- [ASSIGNMENT] Reproduce the entries exactly.
Segment Start: SUPPLIED MATERIAL
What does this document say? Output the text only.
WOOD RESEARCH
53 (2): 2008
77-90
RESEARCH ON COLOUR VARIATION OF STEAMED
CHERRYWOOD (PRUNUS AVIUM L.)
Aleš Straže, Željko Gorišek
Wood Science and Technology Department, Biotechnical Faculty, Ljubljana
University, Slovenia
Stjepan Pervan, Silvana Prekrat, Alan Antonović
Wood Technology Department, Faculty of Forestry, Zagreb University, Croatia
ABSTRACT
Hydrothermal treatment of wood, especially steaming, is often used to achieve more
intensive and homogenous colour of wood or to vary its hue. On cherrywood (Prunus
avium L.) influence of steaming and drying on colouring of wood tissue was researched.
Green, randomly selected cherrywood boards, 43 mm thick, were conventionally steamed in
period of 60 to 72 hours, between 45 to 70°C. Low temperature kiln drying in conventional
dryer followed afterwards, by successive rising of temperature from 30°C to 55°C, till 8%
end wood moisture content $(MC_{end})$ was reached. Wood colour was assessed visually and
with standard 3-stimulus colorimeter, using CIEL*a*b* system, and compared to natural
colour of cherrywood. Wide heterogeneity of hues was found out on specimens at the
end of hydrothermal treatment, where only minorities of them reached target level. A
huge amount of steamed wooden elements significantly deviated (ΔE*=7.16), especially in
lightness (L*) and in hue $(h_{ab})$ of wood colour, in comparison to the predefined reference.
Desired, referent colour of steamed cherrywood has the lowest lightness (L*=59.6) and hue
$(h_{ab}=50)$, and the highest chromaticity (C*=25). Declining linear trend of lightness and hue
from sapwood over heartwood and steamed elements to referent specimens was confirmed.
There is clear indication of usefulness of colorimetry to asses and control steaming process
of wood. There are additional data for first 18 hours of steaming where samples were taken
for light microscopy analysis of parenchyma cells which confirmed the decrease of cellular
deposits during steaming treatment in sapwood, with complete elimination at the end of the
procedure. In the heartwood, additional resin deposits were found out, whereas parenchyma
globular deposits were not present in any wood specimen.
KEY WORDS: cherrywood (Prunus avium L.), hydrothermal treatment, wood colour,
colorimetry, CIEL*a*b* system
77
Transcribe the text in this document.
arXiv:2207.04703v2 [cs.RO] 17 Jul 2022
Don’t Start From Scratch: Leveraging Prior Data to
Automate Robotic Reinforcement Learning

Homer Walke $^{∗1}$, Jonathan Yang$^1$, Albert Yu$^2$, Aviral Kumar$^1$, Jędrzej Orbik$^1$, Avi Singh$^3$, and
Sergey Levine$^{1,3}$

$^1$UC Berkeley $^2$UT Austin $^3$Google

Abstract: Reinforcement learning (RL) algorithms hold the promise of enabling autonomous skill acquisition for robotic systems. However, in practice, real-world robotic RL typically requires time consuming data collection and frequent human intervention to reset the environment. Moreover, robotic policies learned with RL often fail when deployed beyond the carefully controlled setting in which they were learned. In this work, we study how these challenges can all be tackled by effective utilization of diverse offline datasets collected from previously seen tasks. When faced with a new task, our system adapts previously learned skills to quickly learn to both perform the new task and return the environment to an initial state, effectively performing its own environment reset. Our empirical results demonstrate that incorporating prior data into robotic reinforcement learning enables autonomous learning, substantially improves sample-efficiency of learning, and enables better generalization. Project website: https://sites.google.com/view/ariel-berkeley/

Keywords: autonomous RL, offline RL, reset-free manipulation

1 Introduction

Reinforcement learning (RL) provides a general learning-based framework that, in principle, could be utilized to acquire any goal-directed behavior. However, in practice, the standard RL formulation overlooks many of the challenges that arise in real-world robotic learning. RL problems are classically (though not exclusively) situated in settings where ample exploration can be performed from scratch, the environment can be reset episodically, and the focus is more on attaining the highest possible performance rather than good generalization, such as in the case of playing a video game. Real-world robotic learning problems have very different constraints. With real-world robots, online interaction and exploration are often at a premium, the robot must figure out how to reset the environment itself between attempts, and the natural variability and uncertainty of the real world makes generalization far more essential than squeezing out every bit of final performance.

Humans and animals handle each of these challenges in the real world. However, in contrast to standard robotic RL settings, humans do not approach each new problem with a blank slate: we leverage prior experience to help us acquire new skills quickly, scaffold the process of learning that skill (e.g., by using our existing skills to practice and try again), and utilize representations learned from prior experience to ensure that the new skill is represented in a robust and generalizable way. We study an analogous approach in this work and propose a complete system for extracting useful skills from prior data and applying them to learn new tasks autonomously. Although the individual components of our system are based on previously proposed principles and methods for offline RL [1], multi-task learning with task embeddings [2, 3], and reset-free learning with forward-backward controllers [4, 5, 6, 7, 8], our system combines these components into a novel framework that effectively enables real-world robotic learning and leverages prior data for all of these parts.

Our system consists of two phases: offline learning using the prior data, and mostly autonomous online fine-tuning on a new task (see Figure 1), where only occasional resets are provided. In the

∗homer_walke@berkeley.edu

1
Segment End: SUPPLIED MATERIAL
- [EXERCISE OUTPUT]
What does this document say? Output the text only.
WOOD RESEARCH
53 (2): 2008
77-90
RESEARCH ON COLOUR VARIATION OF STEAMED
CHERRYWOOD (PRUNUS AVIUM L.)
Aleš Straže, Željko Gorišek
Wood Science and Technology Department, Biotechnical Faculty, Ljubljana
University, Slovenia
Stjepan Pervan, Silvana Prekrat, Alan Antonović
Wood Technology Department, Faculty of Forestry, Zagreb University, Croatia
ABSTRACT
Hydrothermal treatment of wood, especially steaming, is often used to achieve more
intensive and homogenous colour of wood or to vary its hue. On cherrywood (Prunus
avium L.) influence of steaming and drying on colouring of wood tissue was researched.
Green, randomly selected cherrywood boards, 43 mm thick, were conventionally steamed in
period of 60 to 72 hours, between 45 to 70°C. Low temperature kiln drying in conventional
dryer followed afterwards, by successive rising of temperature from 30°C to 55°C, till 8%
end wood moisture content $(MC_{end})$ was reached. Wood colour was assessed visually and
with standard 3-stimulus colorimeter, using CIEL*a*b* system, and compared to natural
colour of cherrywood. Wide heterogeneity of hues was found out on specimens at the
end of hydrothermal treatment, where only minorities of them reached target level. A
huge amount of steamed wooden elements significantly deviated (ΔE*=7.16), especially in
lightness (L*) and in hue $(h_{ab})$ of wood colour, in comparison to the predefined reference.
Desired, referent colour of steamed cherrywood has the lowest lightness (L*=59.6) and hue
$(h_{ab}=50)$, and the highest chromaticity (C*=25). Declining linear trend of lightness and hue
from sapwood over heartwood and steamed elements to referent specimens was confirmed.
There is clear indication of usefulness of colorimetry to asses and control steaming process
of wood. There are additional data for first 18 hours of steaming where samples were taken
for light microscopy analysis of parenchyma cells which confirmed the decrease of cellular
deposits during steaming treatment in sapwood, with complete elimination at the end of the
procedure. In the heartwood, additional resin deposits were found out, whereas parenchyma
globular deposits were not present in any wood specimen.
KEY WORDS: cherrywood (Prunus avium L.), hydrothermal treatment, wood colour,
colorimetry, CIEL*a*b* system
77
Transcribe the text in this document.
arXiv:2207.04703v2 [cs.RO] 17 Jul 2022
Don’t Start From Scratch: Leveraging Prior Data to
Automate Robotic Reinforcement Learning

Homer Walke $^{∗1}$, Jonathan Yang$^1$, Albert Yu$^2$, Aviral Kumar$^1$, Jędrzej Orbik$^1$, Avi Singh$^3$, and
Sergey Levine$^{1,3}$

$^1$UC Berkeley $^2$UT Austin $^3$Google

Abstract: Reinforcement learning (RL) algorithms hold the promise of enabling autonomous skill acquisition for robotic systems. However, in practice, real-world robotic RL typically requires time consuming data collection and frequent human intervention to reset the environment. Moreover, robotic policies learned with RL often fail when deployed beyond the carefully controlled setting in which they were learned. In this work, we study how these challenges can all be tackled by effective utilization of diverse offline datasets collected from previously seen tasks. When faced with a new task, our system adapts previously learned skills to quickly learn to both perform the new task and return the environment to an initial state, effectively performing its own environment reset. Our empirical results demonstrate that incorporating prior data into robotic reinforcement learning enables autonomous learning, substantially improves sample-efficiency of learning, and enables better generalization. Project website: https://sites.google.com/view/ariel-berkeley/

Keywords: autonomous RL, offline RL, reset-free manipulation

1 Introduction

Reinforcement learning (RL) provides a general learning-based framework that, in principle, could be utilized to acquire any goal-directed behavior. However, in practice, the standard RL formulation overlooks many of the challenges that arise in real-world robotic learning. RL problems are classically (though not exclusively) situated in settings where ample exploration can be performed from scratch, the environment can be reset episodically, and the focus is more on attaining the highest possible performance rather than good generalization, such as in the case of playing a video game. Real-world robotic learning problems have very different constraints. With real-world robots, online interaction and exploration are often at a premium, the robot must figure out how to reset the environment itself between attempts, and the natural variability and uncertainty of the real world makes generalization far more essential than squeezing out every bit of final performance.

Humans and animals handle each of these challenges in the real world. However, in contrast to standard robotic RL settings, humans do not approach each new problem with a blank slate: we leverage prior experience to help us acquire new skills quickly, scaffold the process of learning that skill (e.g., by using our existing skills to practice and try again), and utilize representations learned from prior experience to ensure that the new skill is represented in a robust and generalizable way. We study an analogous approach in this work and propose a complete system for extracting useful skills from prior data and applying them to learn new tasks autonomously. Although the individual components of our system are based on previously proposed principles and methods for offline RL [1], multi-task learning with task embeddings [2, 3], and reset-free learning with forward-backward controllers [4, 5, 6, 7, 8], our system combines these components into a novel framework that effectively enables real-world robotic learning and leverages prior data for all of these parts.

Our system consists of two phases: offline learning using the prior data, and mostly autonomous online fine-tuning on a new task (see Figure 1), where only occasional resets are provided. In the

∗homer_walke@berkeley.edu

1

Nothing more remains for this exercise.